▶ [Directive] Write each line out exactly, leaving none out.

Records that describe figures
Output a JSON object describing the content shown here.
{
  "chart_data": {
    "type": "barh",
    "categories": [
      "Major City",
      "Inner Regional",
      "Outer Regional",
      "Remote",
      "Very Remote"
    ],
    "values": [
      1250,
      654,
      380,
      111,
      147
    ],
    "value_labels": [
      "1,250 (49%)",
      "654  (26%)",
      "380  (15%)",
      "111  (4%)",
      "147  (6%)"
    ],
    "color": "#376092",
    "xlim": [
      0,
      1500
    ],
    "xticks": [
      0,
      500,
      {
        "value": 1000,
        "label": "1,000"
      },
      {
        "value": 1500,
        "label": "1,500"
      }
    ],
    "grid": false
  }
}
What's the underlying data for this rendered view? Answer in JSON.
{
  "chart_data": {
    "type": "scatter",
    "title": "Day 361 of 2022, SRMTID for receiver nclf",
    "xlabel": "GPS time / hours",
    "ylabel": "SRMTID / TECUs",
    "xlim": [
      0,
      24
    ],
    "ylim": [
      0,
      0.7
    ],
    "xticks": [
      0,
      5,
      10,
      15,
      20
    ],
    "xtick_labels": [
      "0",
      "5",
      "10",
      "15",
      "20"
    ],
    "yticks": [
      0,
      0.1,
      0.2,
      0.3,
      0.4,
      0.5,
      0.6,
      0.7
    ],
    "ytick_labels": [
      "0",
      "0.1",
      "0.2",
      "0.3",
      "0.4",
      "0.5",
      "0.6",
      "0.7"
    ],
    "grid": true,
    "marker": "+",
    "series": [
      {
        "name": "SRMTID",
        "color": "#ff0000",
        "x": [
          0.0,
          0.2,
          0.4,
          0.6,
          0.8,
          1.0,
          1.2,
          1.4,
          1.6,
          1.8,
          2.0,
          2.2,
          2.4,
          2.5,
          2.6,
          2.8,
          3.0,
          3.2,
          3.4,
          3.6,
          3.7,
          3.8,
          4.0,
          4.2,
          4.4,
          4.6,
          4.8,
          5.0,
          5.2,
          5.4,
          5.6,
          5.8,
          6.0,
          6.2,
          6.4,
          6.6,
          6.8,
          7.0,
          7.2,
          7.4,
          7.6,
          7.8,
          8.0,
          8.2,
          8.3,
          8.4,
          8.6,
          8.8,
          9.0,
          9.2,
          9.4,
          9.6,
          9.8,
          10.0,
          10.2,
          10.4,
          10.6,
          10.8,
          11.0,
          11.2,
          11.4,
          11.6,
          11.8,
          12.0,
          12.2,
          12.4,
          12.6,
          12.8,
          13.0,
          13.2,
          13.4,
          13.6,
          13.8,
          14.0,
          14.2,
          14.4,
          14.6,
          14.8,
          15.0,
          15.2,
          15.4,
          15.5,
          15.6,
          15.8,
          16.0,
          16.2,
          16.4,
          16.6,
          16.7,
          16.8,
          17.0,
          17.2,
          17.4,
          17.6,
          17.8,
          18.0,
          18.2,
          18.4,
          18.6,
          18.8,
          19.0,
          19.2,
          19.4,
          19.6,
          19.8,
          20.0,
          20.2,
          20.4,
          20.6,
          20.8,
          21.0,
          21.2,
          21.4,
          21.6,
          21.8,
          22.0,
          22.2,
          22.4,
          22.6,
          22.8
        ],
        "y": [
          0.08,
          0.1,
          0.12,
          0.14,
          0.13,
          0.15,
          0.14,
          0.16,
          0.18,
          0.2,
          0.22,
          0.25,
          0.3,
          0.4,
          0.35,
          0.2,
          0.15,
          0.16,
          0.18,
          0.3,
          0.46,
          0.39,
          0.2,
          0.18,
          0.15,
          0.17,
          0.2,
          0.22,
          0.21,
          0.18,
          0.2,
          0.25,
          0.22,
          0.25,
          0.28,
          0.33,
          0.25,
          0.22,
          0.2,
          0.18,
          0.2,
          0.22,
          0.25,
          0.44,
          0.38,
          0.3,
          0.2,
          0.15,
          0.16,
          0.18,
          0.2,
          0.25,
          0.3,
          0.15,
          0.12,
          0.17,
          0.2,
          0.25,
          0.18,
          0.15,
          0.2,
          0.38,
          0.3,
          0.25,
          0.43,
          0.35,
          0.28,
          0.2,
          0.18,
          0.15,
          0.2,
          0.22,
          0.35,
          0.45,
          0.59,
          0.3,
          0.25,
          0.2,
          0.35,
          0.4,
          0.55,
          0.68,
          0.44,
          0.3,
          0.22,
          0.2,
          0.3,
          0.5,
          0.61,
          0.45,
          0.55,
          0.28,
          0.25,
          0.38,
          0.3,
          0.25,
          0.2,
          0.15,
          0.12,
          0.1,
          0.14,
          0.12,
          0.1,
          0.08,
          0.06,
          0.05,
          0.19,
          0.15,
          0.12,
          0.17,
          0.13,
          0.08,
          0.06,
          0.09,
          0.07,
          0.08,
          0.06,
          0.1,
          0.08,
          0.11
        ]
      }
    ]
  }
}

▶ [Solution to this task]
Output a JSON object describing the content shown here.
{
  "chart_data": {
    "type": "barh",
    "categories": [
      "Major City",
      "Inner Regional",
      "Outer Regional",
      "Remote",
      "Very Remote"
    ],
    "values": [
      1250,
      654,
      380,
      111,
      147
    ],
    "value_labels": [
      "1,250 (49%)",
      "654  (26%)",
      "380  (15%)",
      "111  (4%)",
      "147  (6%)"
    ],
    "color": "#376092",
    "xlim": [
      0,
      1500
    ],
    "xticks": [
      0,
      500,
      {
        "value": 1000,
        "label": "1,000"
      },
      {
        "value": 1500,
        "label": "1,500"
      }
    ],
    "grid": false
  }
}
What's the underlying data for this rendered view? Answer in JSON.
{
  "chart_data": {
    "type": "scatter",
    "title": "Day 361 of 2022, SRMTID for receiver nclf",
    "xlabel": "GPS time / hours",
    "ylabel": "SRMTID / TECUs",
    "xlim": [
      0,
      24
    ],
    "ylim": [
      0,
      0.7
    ],
    "xticks": [
      0,
      5,
      10,
      15,
      20
    ],
    "xtick_labels": [
      "0",
      "5",
      "10",
      "15",
      "20"
    ],
    "yticks": [
      0,
      0.1,
      0.2,
      0.3,
      0.4,
      0.5,
      0.6,
      0.7
    ],
    "ytick_labels": [
      "0",
      "0.1",
      "0.2",
      "0.3",
      "0.4",
      "0.5",
      "0.6",
      "0.7"
    ],
    "grid": true,
    "marker": "+",
    "series": [
      {
        "name": "SRMTID",
        "color": "#ff0000",
        "x": [
          0.0,
          0.2,
          0.4,
          0.6,
          0.8,
          1.0,
          1.2,
          1.4,
          1.6,
          1.8,
          2.0,
          2.2,
          2.4,
          2.5,
          2.6,
          2.8,
          3.0,
          3.2,
          3.4,
          3.6,
          3.7,
          3.8,
          4.0,
          4.2,
          4.4,
          4.6,
          4.8,
          5.0,
          5.2,
          5.4,
          5.6,
          5.8,
          6.0,
          6.2,
          6.4,
          6.6,
          6.8,
          7.0,
          7.2,
          7.4,
          7.6,
          7.8,
          8.0,
          8.2,
          8.3,
          8.4,
          8.6,
          8.8,
          9.0,
          9.2,
          9.4,
          9.6,
          9.8,
          10.0,
          10.2,
          10.4,
          10.6,
          10.8,
          11.0,
          11.2,
          11.4,
          11.6,
          11.8,
          12.0,
          12.2,
          12.4,
          12.6,
          12.8,
          13.0,
          13.2,
          13.4,
          13.6,
          13.8,
          14.0,
          14.2,
          14.4,
          14.6,
          14.8,
          15.0,
          15.2,
          15.4,
          15.5,
          15.6,
          15.8,
          16.0,
          16.2,
          16.4,
          16.6,
          16.7,
          16.8,
          17.0,
          17.2,
          17.4,
          17.6,
          17.8,
          18.0,
          18.2,
          18.4,
          18.6,
          18.8,
          19.0,
          19.2,
          19.4,
          19.6,
          19.8,
          20.0,
          20.2,
          20.4,
          20.6,
          20.8,
          21.0,
          21.2,
          21.4,
          21.6,
          21.8,
          22.0,
          22.2,
          22.4,
          22.6,
          22.8
        ],
        "y": [
          0.08,
          0.1,
          0.12,
          0.14,
          0.13,
          0.15,
          0.14,
          0.16,
          0.18,
          0.2,
          0.22,
          0.25,
          0.3,
          0.4,
          0.35,
          0.2,
          0.15,
          0.16,
          0.18,
          0.3,
          0.46,
          0.39,
          0.2,
          0.18,
          0.15,
          0.17,
          0.2,
          0.22,
          0.21,
          0.18,
          0.2,
          0.25,
          0.22,
          0.25,
          0.28,
          0.33,
          0.25,
          0.22,
          0.2,
          0.18,
          0.2,
          0.22,
          0.25,
          0.44,
          0.38,
          0.3,
          0.2,
          0.15,
          0.16,
          0.18,
          0.2,
          0.25,
          0.3,
          0.15,
          0.12,
          0.17,
          0.2,
          0.25,
          0.18,
          0.15,
          0.2,
          0.38,
          0.3,
          0.25,
          0.43,
          0.35,
          0.28,
          0.2,
          0.18,
          0.15,
          0.2,
          0.22,
          0.35,
          0.45,
          0.59,
          0.3,
          0.25,
          0.2,
          0.35,
          0.4,
          0.55,
          0.68,
          0.44,
          0.3,
          0.22,
          0.2,
          0.3,
          0.5,
          0.61,
          0.45,
          0.55,
          0.28,
          0.25,
          0.38,
          0.3,
          0.25,
          0.2,
          0.15,
          0.12,
          0.1,
          0.14,
          0.12,
          0.1,
          0.08,
          0.06,
          0.05,
          0.19,
          0.15,
          0.12,
          0.17,
          0.13,
          0.08,
          0.06,
          0.09,
          0.07,
          0.08,
          0.06,
          0.1,
          0.08,
          0.11
        ]
      }
    ]
  }
}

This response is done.